_WHAT THIS TASK INVOLVES:_ Copy out every one of the following lines word for word, leaving the pictures out of your answer.

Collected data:
────
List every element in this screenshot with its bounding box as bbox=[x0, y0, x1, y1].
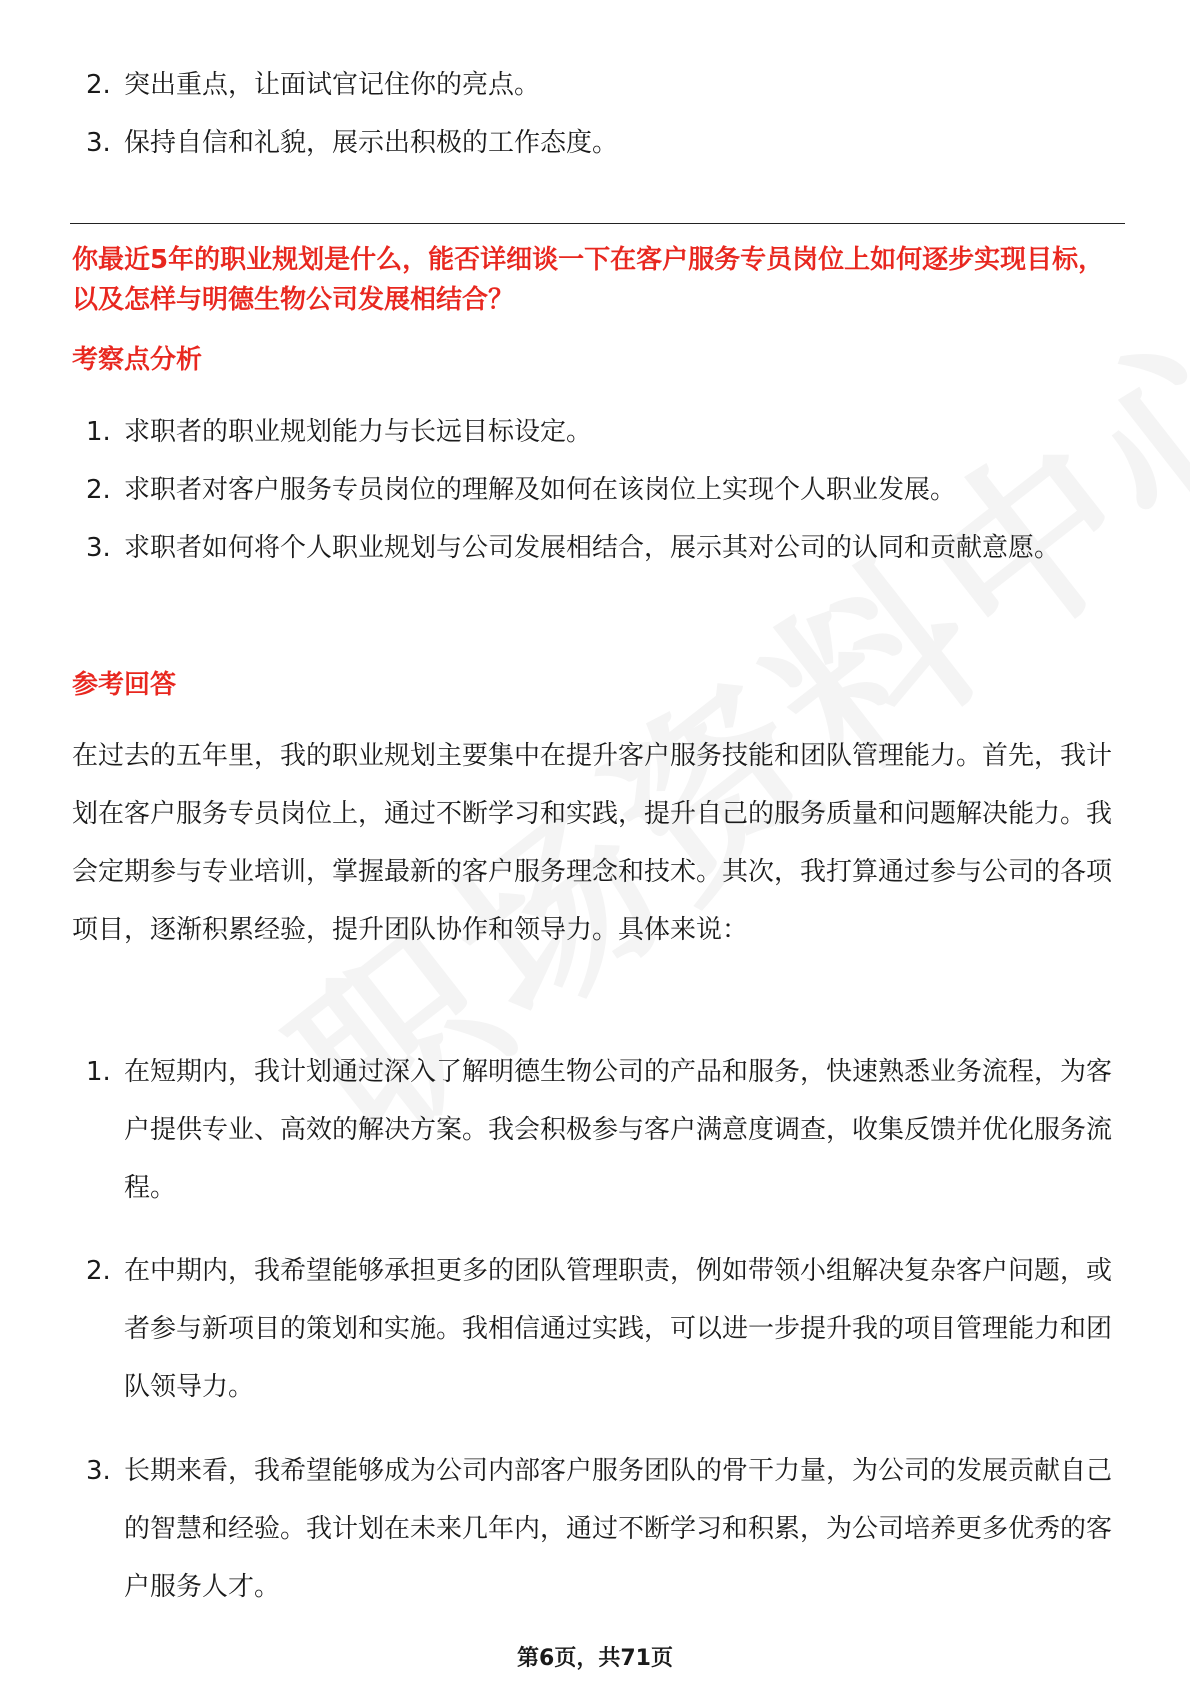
list-item bbox=[0, 461, 1190, 519]
list-number: 3. bbox=[86, 533, 111, 563]
list-item-text: 突出重点，让面试官记住你的亮点。 bbox=[124, 70, 541, 100]
list-number: 1. bbox=[86, 1057, 111, 1087]
list-item-text: 在中期内，我希望能够承担更多的团队管理职责，例如带领小组解决复杂客户问题，或者参与新项目的策划和实施。我相信通过实践，可以进一步提升我的项目管理能力和团队领导力。 bbox=[124, 1256, 1113, 1402]
section-divider bbox=[70, 223, 1125, 224]
continued-tips-list bbox=[0, 56, 1190, 172]
answer-heading: 参考回答 bbox=[72, 670, 177, 700]
list-number: 1. bbox=[86, 417, 111, 447]
list-item-text: 长期来看，我希望能够成为公司内部客户服务团队的骨干力量，为公司的发展贡献自己的智慧和经验。我计划在未来几年内，通过不断学习和积累，为公司培养更多优秀的客户服务人才。 bbox=[124, 1456, 1113, 1602]
page-number-footer: 第6页，共71页 bbox=[517, 1646, 673, 1671]
list-item-text: 保持自信和礼貌，展示出积极的工作态度。 bbox=[124, 128, 619, 158]
list-number: 2. bbox=[86, 1256, 111, 1286]
analysis-heading: 考察点分析 bbox=[72, 345, 203, 375]
list-number: 3. bbox=[86, 128, 111, 158]
list-item bbox=[0, 114, 1190, 172]
list-item-text: 在短期内，我计划通过深入了解明德生物公司的产品和服务，快速熟悉业务流程，为客户提供专业、高效的解决方案。我会积极参与客户满意度调查，收集反馈并优化服务流程。 bbox=[124, 1057, 1113, 1203]
list-item-text: 求职者如何将个人职业规划与公司发展相结合，展示其对公司的认同和贡献意愿。 bbox=[124, 533, 1061, 563]
list-item-text: 求职者对客户服务专员岗位的理解及如何在该岗位上实现个人职业发展。 bbox=[124, 475, 957, 505]
analysis-list bbox=[0, 403, 1190, 577]
list-number: 3. bbox=[86, 1456, 111, 1486]
list-number: 2. bbox=[86, 475, 111, 505]
list-item bbox=[0, 403, 1190, 461]
list-item-text: 求职者的职业规划能力与长远目标设定。 bbox=[124, 417, 593, 447]
list-item bbox=[0, 56, 1190, 114]
answer-list bbox=[0, 1043, 1190, 1217]
list-number: 2. bbox=[86, 70, 111, 100]
list-item bbox=[0, 1043, 1190, 1217]
list-item bbox=[0, 519, 1190, 577]
list-item bbox=[0, 1442, 1190, 1616]
answer-list bbox=[0, 1442, 1190, 1616]
list-item bbox=[0, 1242, 1190, 1416]
interview-question: 你最近5年的职业规划是什么，能否详细谈一下在客户服务专员岗位上如何逐步实现目标，以及怎样与明德生物公司发展相结合？ bbox=[72, 245, 1105, 315]
answer-list bbox=[0, 1242, 1190, 1416]
answer-intro-paragraph: 在过去的五年里，我的职业规划主要集中在提升客户服务技能和团队管理能力。首先，我计划在客户服务专员岗位上，通过不断学习和实践，提升自己的服务质量和问题解决能力。我会定期参与专业培训，掌握最新的客户服务理念和技术。其次，我打算通过参与公司的各项项目，逐渐积累经验，提升团队协作和领导力。具体来说： bbox=[72, 741, 1113, 945]
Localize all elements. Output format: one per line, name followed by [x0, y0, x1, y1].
────
_RESULT FOR THIS EXERCISE:_
List every element in this screenshot with its bounding box as bbox=[x0, y0, x1, y1].
list-item bbox=[0, 461, 1190, 519]
list-number: 3. bbox=[86, 533, 111, 563]
list-item-text: 突出重点，让面试官记住你的亮点。 bbox=[124, 70, 541, 100]
list-number: 1. bbox=[86, 1057, 111, 1087]
list-item-text: 在中期内，我希望能够承担更多的团队管理职责，例如带领小组解决复杂客户问题，或者参与新项目的策划和实施。我相信通过实践，可以进一步提升我的项目管理能力和团队领导力。 bbox=[124, 1256, 1113, 1402]
section-divider bbox=[70, 223, 1125, 224]
continued-tips-list bbox=[0, 56, 1190, 172]
answer-heading: 参考回答 bbox=[72, 670, 177, 700]
list-number: 1. bbox=[86, 417, 111, 447]
list-item-text: 长期来看，我希望能够成为公司内部客户服务团队的骨干力量，为公司的发展贡献自己的智慧和经验。我计划在未来几年内，通过不断学习和积累，为公司培养更多优秀的客户服务人才。 bbox=[124, 1456, 1113, 1602]
page-number-footer: 第6页，共71页 bbox=[517, 1646, 673, 1671]
list-item-text: 保持自信和礼貌，展示出积极的工作态度。 bbox=[124, 128, 619, 158]
list-number: 2. bbox=[86, 1256, 111, 1286]
analysis-heading: 考察点分析 bbox=[72, 345, 203, 375]
list-number: 3. bbox=[86, 128, 111, 158]
list-item bbox=[0, 114, 1190, 172]
list-item-text: 在短期内，我计划通过深入了解明德生物公司的产品和服务，快速熟悉业务流程，为客户提供专业、高效的解决方案。我会积极参与客户满意度调查，收集反馈并优化服务流程。 bbox=[124, 1057, 1113, 1203]
list-item-text: 求职者如何将个人职业规划与公司发展相结合，展示其对公司的认同和贡献意愿。 bbox=[124, 533, 1061, 563]
list-item-text: 求职者对客户服务专员岗位的理解及如何在该岗位上实现个人职业发展。 bbox=[124, 475, 957, 505]
analysis-list bbox=[0, 403, 1190, 577]
list-number: 3. bbox=[86, 1456, 111, 1486]
list-number: 2. bbox=[86, 475, 111, 505]
list-item bbox=[0, 403, 1190, 461]
list-item-text: 求职者的职业规划能力与长远目标设定。 bbox=[124, 417, 593, 447]
list-item bbox=[0, 56, 1190, 114]
answer-list bbox=[0, 1043, 1190, 1217]
list-number: 2. bbox=[86, 70, 111, 100]
list-item bbox=[0, 1043, 1190, 1217]
list-item bbox=[0, 519, 1190, 577]
list-item bbox=[0, 1442, 1190, 1616]
answer-list bbox=[0, 1442, 1190, 1616]
list-item bbox=[0, 1242, 1190, 1416]
interview-question: 你最近5年的职业规划是什么，能否详细谈一下在客户服务专员岗位上如何逐步实现目标，以及怎样与明德生物公司发展相结合？ bbox=[72, 245, 1105, 315]
answer-list bbox=[0, 1242, 1190, 1416]
answer-intro-paragraph: 在过去的五年里，我的职业规划主要集中在提升客户服务技能和团队管理能力。首先，我计划在客户服务专员岗位上，通过不断学习和实践，提升自己的服务质量和问题解决能力。我会定期参与专业培训，掌握最新的客户服务理念和技术。其次，我打算通过参与公司的各项项目，逐渐积累经验，提升团队协作和领导力。具体来说： bbox=[72, 741, 1113, 945]
Localize all elements. Output format: one per line, name followed by [x0, y0, x1, y1].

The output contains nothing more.